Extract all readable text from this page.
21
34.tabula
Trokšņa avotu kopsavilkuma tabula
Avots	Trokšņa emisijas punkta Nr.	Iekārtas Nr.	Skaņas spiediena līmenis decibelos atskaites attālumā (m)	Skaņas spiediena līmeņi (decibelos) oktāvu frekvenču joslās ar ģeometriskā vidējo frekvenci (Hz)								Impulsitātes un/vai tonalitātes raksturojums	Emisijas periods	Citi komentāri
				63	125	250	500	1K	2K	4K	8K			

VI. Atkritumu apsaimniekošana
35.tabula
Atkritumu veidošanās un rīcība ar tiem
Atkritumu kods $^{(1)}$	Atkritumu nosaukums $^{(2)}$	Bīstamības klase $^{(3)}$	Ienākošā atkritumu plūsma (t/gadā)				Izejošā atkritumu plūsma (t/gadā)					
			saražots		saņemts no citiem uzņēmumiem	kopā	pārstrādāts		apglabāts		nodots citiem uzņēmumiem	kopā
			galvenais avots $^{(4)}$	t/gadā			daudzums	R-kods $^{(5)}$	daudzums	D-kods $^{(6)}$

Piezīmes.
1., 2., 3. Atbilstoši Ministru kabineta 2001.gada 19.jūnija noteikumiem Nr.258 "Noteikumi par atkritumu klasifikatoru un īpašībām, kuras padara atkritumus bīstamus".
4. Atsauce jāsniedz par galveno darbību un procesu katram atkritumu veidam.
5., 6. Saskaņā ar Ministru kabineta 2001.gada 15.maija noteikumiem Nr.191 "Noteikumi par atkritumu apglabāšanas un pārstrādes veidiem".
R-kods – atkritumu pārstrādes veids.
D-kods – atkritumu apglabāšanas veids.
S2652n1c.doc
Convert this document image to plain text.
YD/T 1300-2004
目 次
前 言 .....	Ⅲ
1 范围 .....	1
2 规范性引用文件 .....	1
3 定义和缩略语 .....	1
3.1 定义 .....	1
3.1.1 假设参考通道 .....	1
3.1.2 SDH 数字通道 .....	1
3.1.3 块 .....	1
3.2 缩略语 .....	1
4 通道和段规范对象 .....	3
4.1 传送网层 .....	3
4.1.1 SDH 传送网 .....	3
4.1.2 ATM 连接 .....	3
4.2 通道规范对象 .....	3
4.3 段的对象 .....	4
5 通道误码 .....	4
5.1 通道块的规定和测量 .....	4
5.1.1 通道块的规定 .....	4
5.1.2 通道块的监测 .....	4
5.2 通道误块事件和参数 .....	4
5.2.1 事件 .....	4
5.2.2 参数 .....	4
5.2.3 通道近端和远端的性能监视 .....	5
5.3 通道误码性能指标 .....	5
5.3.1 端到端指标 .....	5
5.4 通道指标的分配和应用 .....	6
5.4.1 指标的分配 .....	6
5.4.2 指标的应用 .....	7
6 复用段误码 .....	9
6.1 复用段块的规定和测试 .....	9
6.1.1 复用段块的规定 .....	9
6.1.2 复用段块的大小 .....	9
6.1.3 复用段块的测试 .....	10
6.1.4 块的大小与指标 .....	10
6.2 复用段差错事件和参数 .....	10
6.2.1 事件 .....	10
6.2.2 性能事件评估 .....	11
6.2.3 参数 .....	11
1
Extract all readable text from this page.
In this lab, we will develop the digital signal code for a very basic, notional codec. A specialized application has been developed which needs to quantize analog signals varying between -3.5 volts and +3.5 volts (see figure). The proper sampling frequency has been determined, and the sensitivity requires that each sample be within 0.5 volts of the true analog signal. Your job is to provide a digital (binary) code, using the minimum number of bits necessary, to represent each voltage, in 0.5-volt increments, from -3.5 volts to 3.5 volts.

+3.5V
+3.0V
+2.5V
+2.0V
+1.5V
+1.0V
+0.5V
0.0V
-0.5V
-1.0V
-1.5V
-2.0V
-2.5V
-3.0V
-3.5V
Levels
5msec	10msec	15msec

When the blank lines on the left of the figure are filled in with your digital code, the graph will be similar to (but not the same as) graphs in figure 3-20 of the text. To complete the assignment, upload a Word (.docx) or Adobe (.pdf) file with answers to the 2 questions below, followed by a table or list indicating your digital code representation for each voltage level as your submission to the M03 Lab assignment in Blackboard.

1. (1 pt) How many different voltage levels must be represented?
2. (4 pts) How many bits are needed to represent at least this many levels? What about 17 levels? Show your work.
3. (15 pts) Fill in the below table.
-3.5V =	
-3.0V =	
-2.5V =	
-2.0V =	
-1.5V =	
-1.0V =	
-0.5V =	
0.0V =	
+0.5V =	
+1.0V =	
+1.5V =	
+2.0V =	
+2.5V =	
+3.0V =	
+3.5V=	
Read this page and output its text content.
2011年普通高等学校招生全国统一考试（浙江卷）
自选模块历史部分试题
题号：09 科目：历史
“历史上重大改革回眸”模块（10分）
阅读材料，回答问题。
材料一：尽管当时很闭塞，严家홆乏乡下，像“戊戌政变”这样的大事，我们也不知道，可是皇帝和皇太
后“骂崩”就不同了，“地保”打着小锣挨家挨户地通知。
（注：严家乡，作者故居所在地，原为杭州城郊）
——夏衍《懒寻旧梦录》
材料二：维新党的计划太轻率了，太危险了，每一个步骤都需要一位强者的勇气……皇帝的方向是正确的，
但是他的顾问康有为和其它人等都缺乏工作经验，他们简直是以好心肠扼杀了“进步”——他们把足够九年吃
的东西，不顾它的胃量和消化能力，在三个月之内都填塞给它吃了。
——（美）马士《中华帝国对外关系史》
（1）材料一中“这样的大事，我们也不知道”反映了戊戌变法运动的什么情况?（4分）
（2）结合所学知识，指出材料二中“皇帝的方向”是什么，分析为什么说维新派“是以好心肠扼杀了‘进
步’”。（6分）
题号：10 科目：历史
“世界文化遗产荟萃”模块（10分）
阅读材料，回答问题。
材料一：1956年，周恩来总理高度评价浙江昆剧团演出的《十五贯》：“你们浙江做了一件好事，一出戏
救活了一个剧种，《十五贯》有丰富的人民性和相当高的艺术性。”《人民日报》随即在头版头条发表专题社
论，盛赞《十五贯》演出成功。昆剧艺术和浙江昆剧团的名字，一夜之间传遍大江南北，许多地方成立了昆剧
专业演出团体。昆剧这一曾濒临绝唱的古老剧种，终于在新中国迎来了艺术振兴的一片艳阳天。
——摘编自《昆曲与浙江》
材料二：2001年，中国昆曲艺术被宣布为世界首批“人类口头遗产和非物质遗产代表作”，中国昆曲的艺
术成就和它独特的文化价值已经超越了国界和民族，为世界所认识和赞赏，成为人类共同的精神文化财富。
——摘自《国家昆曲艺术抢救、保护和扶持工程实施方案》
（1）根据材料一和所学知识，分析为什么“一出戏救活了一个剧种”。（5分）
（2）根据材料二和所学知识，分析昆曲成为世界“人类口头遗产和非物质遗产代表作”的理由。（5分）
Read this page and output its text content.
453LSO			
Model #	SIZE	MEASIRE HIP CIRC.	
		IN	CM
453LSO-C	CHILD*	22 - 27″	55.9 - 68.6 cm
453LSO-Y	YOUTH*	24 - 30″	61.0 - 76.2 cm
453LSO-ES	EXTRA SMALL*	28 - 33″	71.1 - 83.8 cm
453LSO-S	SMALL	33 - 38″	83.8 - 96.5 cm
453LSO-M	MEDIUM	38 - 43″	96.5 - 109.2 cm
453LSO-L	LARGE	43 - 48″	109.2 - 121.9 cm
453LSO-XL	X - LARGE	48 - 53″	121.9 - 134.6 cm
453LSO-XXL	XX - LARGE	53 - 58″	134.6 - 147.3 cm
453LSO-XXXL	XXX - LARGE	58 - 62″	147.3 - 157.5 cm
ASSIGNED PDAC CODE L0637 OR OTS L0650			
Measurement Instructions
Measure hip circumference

### [TASK REQUIREMENTS]
From the material given, work out how many lines hold the string "我们也不知道"; state that number and nothing further.

### [COMPLETED TASK]
2